#### Given task
Copy the records below exactly, omitting any pictures they contain.
BEGIN
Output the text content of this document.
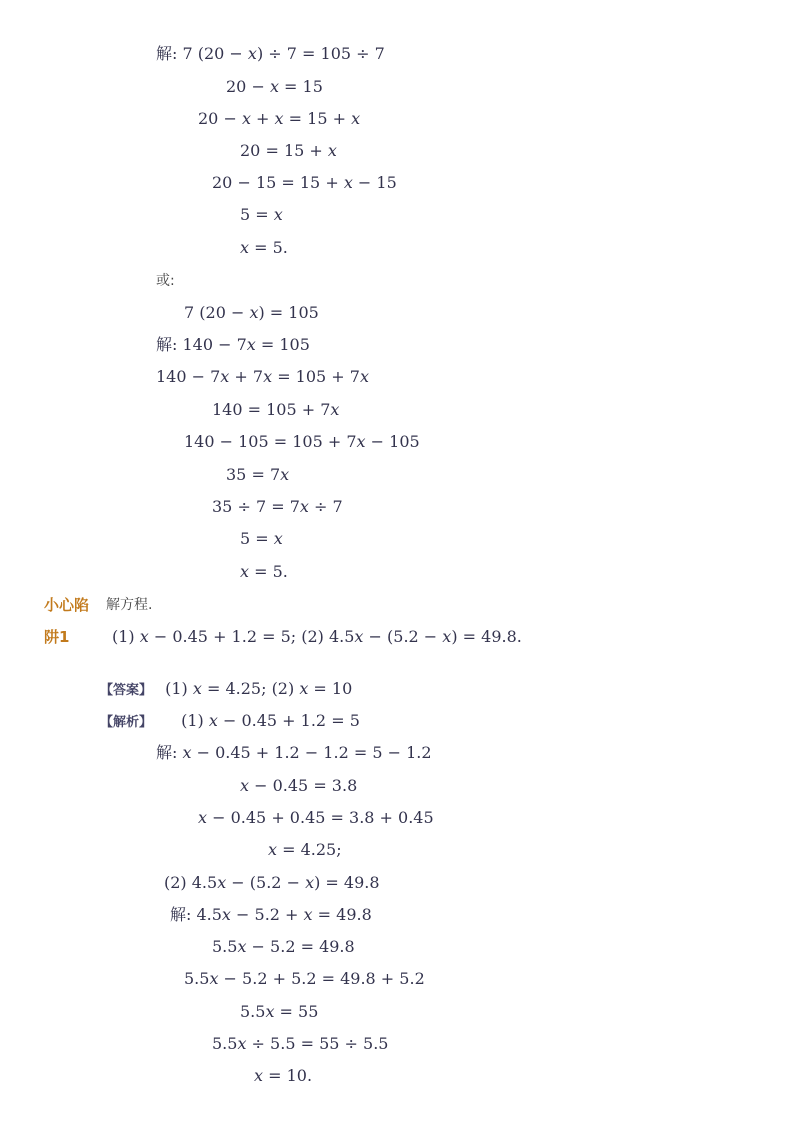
解: 7 (20 − 𝑥) ÷ 7 = 105 ÷ 7
20 − 𝑥 = 15
20 − 𝑥 + 𝑥 = 15 + 𝑥
20 = 15 + 𝑥
20 − 15 = 15 + 𝑥 − 15
5 = 𝑥
𝑥 = 5.
或:
7 (20 − 𝑥) = 105
解: 140 − 7𝑥 = 105
140 − 7𝑥 + 7𝑥 = 105 + 7𝑥
140 = 105 + 7𝑥
140 − 105 = 105 + 7𝑥 − 105
35 = 7𝑥
35 ÷ 7 = 7𝑥 ÷ 7
5 = 𝑥
𝑥 = 5.
小心陷
阱1
解方程.
(1) 𝑥 − 0.45 + 1.2 = 5; (2) 4.5𝑥 − (5.2 − 𝑥) = 49.8.
【答案】 (1) 𝑥 = 4.25; (2) 𝑥 = 10
【解析】 (1) 𝑥 − 0.45 + 1.2 = 5
解: 𝑥 − 0.45 + 1.2 − 1.2 = 5 − 1.2
𝑥 − 0.45 = 3.8
𝑥 − 0.45 + 0.45 = 3.8 + 0.45
𝑥 = 4.25;
(2) 4.5𝑥 − (5.2 − 𝑥) = 49.8
解: 4.5𝑥 − 5.2 + 𝑥 = 49.8
5.5𝑥 − 5.2 = 49.8
5.5𝑥 − 5.2 + 5.2 = 49.8 + 5.2
5.5𝑥 = 55
5.5𝑥 ÷ 5.5 = 55 ÷ 5.5
𝑥 = 10.
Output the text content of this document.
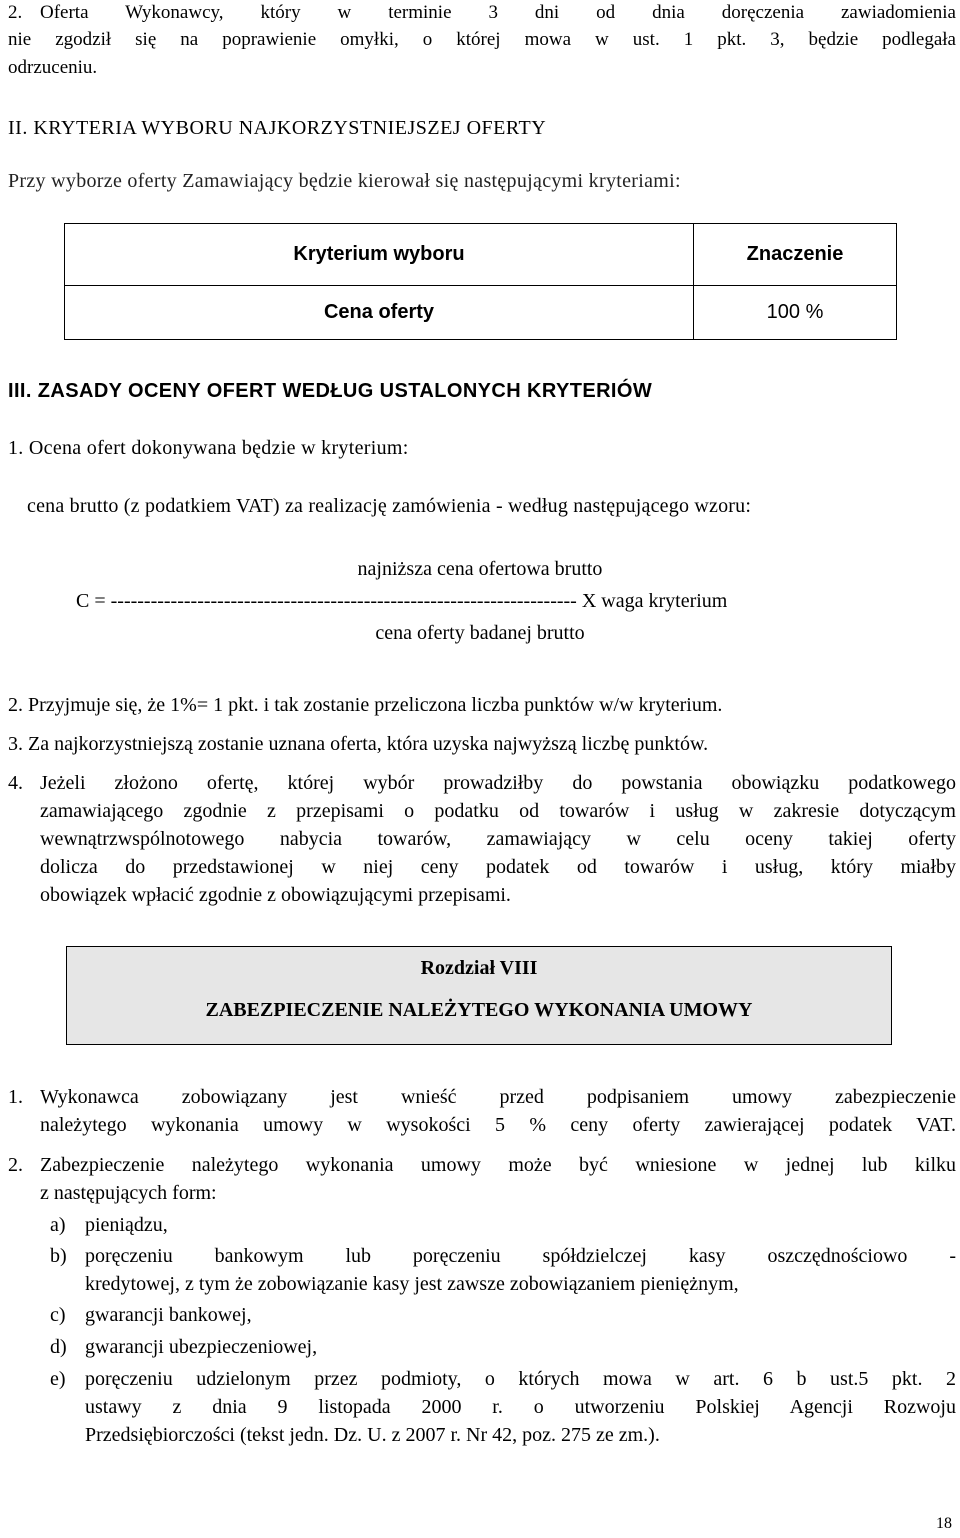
2. Oferta Wykonawcy, który w terminie 3 dni od dnia doręczenia zawiadomienia
nie zgodził się na poprawienie omyłki, o której mowa w ust. 1 pkt. 3, będzie podlegała
odrzuceniu.
II. KRYTERIA WYBORU NAJKORZYSTNIEJSZEJ OFERTY
Przy wyborze oferty Zamawiający będzie kierował się następującymi kryteriami:
Kryterium wyboru	Znaczenie
Cena oferty	100 %
III. ZASADY OCENY OFERT WEDŁUG USTALONYCH KRYTERIÓW
1. Ocena ofert dokonywana będzie w kryterium:
cena brutto (z podatkiem VAT) za realizację zamówienia - według następującego wzoru:
najniższa cena ofertowa brutto
C = ---------------------------------------------------------------------- X waga kryterium
cena oferty badanej brutto
2. Przyjmuje się, że 1%= 1 pkt. i tak zostanie przeliczona liczba punktów w/w kryterium.
3. Za najkorzystniejszą zostanie uznana oferta, która uzyska najwyższą liczbę punktów.
4. Jeżeli złożono ofertę, której wybór prowadziłby do powstania obowiązku podatkowego
zamawiającego zgodnie z przepisami o podatku od towarów i usług w zakresie dotyczącym
wewnątrzwspólnotowego nabycia towarów, zamawiający w celu oceny takiej oferty
dolicza do przedstawionej w niej ceny podatek od towarów i usług, który miałby
obowiązek wpłacić zgodnie z obowiązującymi przepisami.
Rozdział VIII
ZABEZPIECZENIE NALEŻYTEGO WYKONANIA UMOWY
1. Wykonawca zobowiązany jest wnieść przed podpisaniem umowy zabezpieczenie
należytego wykonania umowy w wysokości 5 % ceny oferty zawierającej podatek VAT.
2. Zabezpieczenie należytego wykonania umowy może być wniesione w jednej lub kilku
z następujących form:
a) pieniądzu,
b) poręczeniu bankowym lub poręczeniu spółdzielczej kasy oszczędnościowo -
kredytowej, z tym że zobowiązanie kasy jest zawsze zobowiązaniem pieniężnym,
c) gwarancji bankowej,
d) gwarancji ubezpieczeniowej,
e) poręczeniu udzielonym przez podmioty, o których mowa w art. 6 b ust.5 pkt. 2
ustawy z dnia 9 listopada 2000 r. o utworzeniu Polskiej Agencji Rozwoju
Przedsiębiorczości (tekst jedn. Dz. U. z 2007 r. Nr 42, poz. 275 ze zm.).
18
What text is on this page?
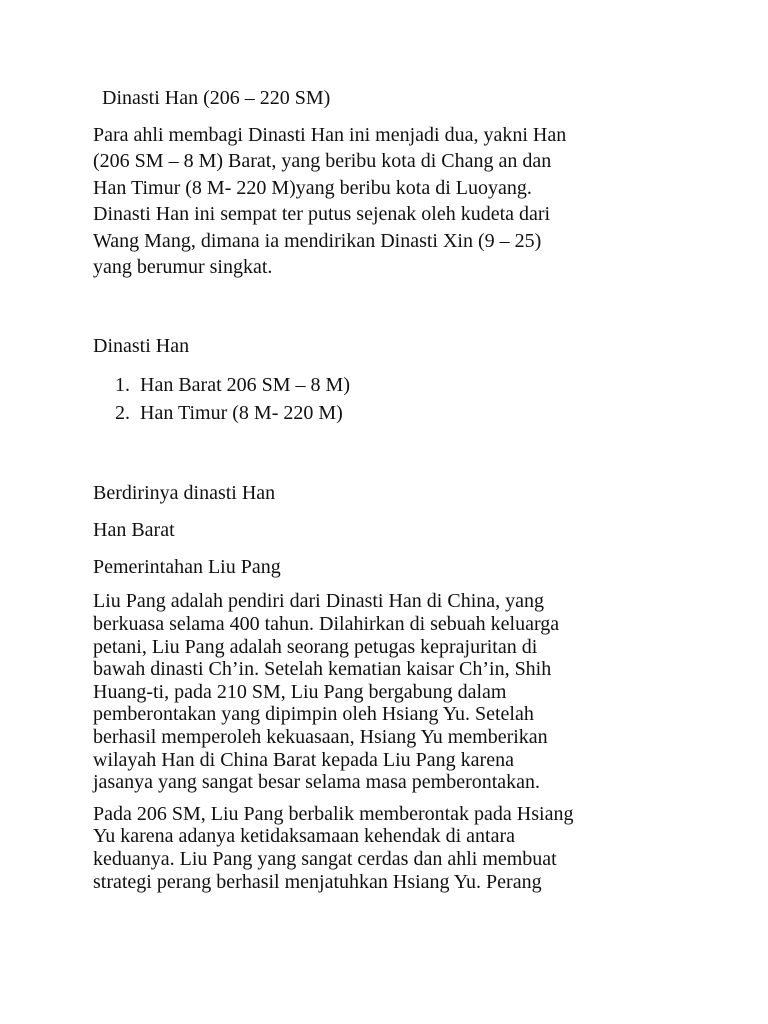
Dinasti Han (206 – 220 SM)

Para ahli membagi Dinasti Han ini menjadi dua, yakni Han
(206 SM – 8 M) Barat, yang beribu kota di Chang an dan
Han Timur (8 M- 220 M)yang beribu kota di Luoyang.
Dinasti Han ini sempat ter putus sejenak oleh kudeta dari
Wang Mang, dimana ia mendirikan Dinasti Xin (9 – 25)
yang berumur singkat.

Dinasti Han
1. Han Barat 206 SM – 8 M)
2. Han Timur (8 M- 220 M)
Berdirinya dinasti Han
Han Barat
Pemerintahan Liu Pang

Liu Pang adalah pendiri dari Dinasti Han di China, yang
berkuasa selama 400 tahun. Dilahirkan di sebuah keluarga
petani, Liu Pang adalah seorang petugas keprajuritan di
bawah dinasti Ch’in. Setelah kematian kaisar Ch’in, Shih
Huang-ti, pada 210 SM, Liu Pang bergabung dalam
pemberontakan yang dipimpin oleh Hsiang Yu. Setelah
berhasil memperoleh kekuasaan, Hsiang Yu memberikan
wilayah Han di China Barat kepada Liu Pang karena
jasanya yang sangat besar selama masa pemberontakan.

Pada 206 SM, Liu Pang berbalik memberontak pada Hsiang
Yu karena adanya ketidaksamaan kehendak di antara
keduanya. Liu Pang yang sangat cerdas dan ahli membuat
strategi perang berhasil menjatuhkan Hsiang Yu. Perang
END
#### Solution to this exercise
Output the text content of this document.
解: 7 (20 − 𝑥) ÷ 7 = 105 ÷ 7
20 − 𝑥 = 15
20 − 𝑥 + 𝑥 = 15 + 𝑥
20 = 15 + 𝑥
20 − 15 = 15 + 𝑥 − 15
5 = 𝑥
𝑥 = 5.
或:
7 (20 − 𝑥) = 105
解: 140 − 7𝑥 = 105
140 − 7𝑥 + 7𝑥 = 105 + 7𝑥
140 = 105 + 7𝑥
140 − 105 = 105 + 7𝑥 − 105
35 = 7𝑥
35 ÷ 7 = 7𝑥 ÷ 7
5 = 𝑥
𝑥 = 5.
小心陷
阱1
解方程.
(1) 𝑥 − 0.45 + 1.2 = 5; (2) 4.5𝑥 − (5.2 − 𝑥) = 49.8.
【答案】 (1) 𝑥 = 4.25; (2) 𝑥 = 10
【解析】 (1) 𝑥 − 0.45 + 1.2 = 5
解: 𝑥 − 0.45 + 1.2 − 1.2 = 5 − 1.2
𝑥 − 0.45 = 3.8
𝑥 − 0.45 + 0.45 = 3.8 + 0.45
𝑥 = 4.25;
(2) 4.5𝑥 − (5.2 − 𝑥) = 49.8
解: 4.5𝑥 − 5.2 + 𝑥 = 49.8
5.5𝑥 − 5.2 = 49.8
5.5𝑥 − 5.2 + 5.2 = 49.8 + 5.2
5.5𝑥 = 55
5.5𝑥 ÷ 5.5 = 55 ÷ 5.5
𝑥 = 10.
Output the text content of this document.
2. Oferta Wykonawcy, który w terminie 3 dni od dnia doręczenia zawiadomienia
nie zgodził się na poprawienie omyłki, o której mowa w ust. 1 pkt. 3, będzie podlegała
odrzuceniu.
II. KRYTERIA WYBORU NAJKORZYSTNIEJSZEJ OFERTY
Przy wyborze oferty Zamawiający będzie kierował się następującymi kryteriami:
Kryterium wyboru	Znaczenie
Cena oferty	100 %
III. ZASADY OCENY OFERT WEDŁUG USTALONYCH KRYTERIÓW
1. Ocena ofert dokonywana będzie w kryterium:
cena brutto (z podatkiem VAT) za realizację zamówienia - według następującego wzoru:
najniższa cena ofertowa brutto
C = ---------------------------------------------------------------------- X waga kryterium
cena oferty badanej brutto
2. Przyjmuje się, że 1%= 1 pkt. i tak zostanie przeliczona liczba punktów w/w kryterium.
3. Za najkorzystniejszą zostanie uznana oferta, która uzyska najwyższą liczbę punktów.
4. Jeżeli złożono ofertę, której wybór prowadziłby do powstania obowiązku podatkowego
zamawiającego zgodnie z przepisami o podatku od towarów i usług w zakresie dotyczącym
wewnątrzwspólnotowego nabycia towarów, zamawiający w celu oceny takiej oferty
dolicza do przedstawionej w niej ceny podatek od towarów i usług, który miałby
obowiązek wpłacić zgodnie z obowiązującymi przepisami.
Rozdział VIII
ZABEZPIECZENIE NALEŻYTEGO WYKONANIA UMOWY
1. Wykonawca zobowiązany jest wnieść przed podpisaniem umowy zabezpieczenie
należytego wykonania umowy w wysokości 5 % ceny oferty zawierającej podatek VAT.
2. Zabezpieczenie należytego wykonania umowy może być wniesione w jednej lub kilku
z następujących form:
a) pieniądzu,
b) poręczeniu bankowym lub poręczeniu spółdzielczej kasy oszczędnościowo -
kredytowej, z tym że zobowiązanie kasy jest zawsze zobowiązaniem pieniężnym,
c) gwarancji bankowej,
d) gwarancji ubezpieczeniowej,
e) poręczeniu udzielonym przez podmioty, o których mowa w art. 6 b ust.5 pkt. 2
ustawy z dnia 9 listopada 2000 r. o utworzeniu Polskiej Agencji Rozwoju
Przedsiębiorczości (tekst jedn. Dz. U. z 2007 r. Nr 42, poz. 275 ze zm.).
18
What text is on this page?
Dinasti Han (206 – 220 SM)

Para ahli membagi Dinasti Han ini menjadi dua, yakni Han
(206 SM – 8 M) Barat, yang beribu kota di Chang an dan
Han Timur (8 M- 220 M)yang beribu kota di Luoyang.
Dinasti Han ini sempat ter putus sejenak oleh kudeta dari
Wang Mang, dimana ia mendirikan Dinasti Xin (9 – 25)
yang berumur singkat.

Dinasti Han
1. Han Barat 206 SM – 8 M)
2. Han Timur (8 M- 220 M)
Berdirinya dinasti Han
Han Barat
Pemerintahan Liu Pang

Liu Pang adalah pendiri dari Dinasti Han di China, yang
berkuasa selama 400 tahun. Dilahirkan di sebuah keluarga
petani, Liu Pang adalah seorang petugas keprajuritan di
bawah dinasti Ch’in. Setelah kematian kaisar Ch’in, Shih
Huang-ti, pada 210 SM, Liu Pang bergabung dalam
pemberontakan yang dipimpin oleh Hsiang Yu. Setelah
berhasil memperoleh kekuasaan, Hsiang Yu memberikan
wilayah Han di China Barat kepada Liu Pang karena
jasanya yang sangat besar selama masa pemberontakan.

Pada 206 SM, Liu Pang berbalik memberontak pada Hsiang
Yu karena adanya ketidaksamaan kehendak di antara
keduanya. Liu Pang yang sangat cerdas dan ahli membuat
strategi perang berhasil menjatuhkan Hsiang Yu. Perang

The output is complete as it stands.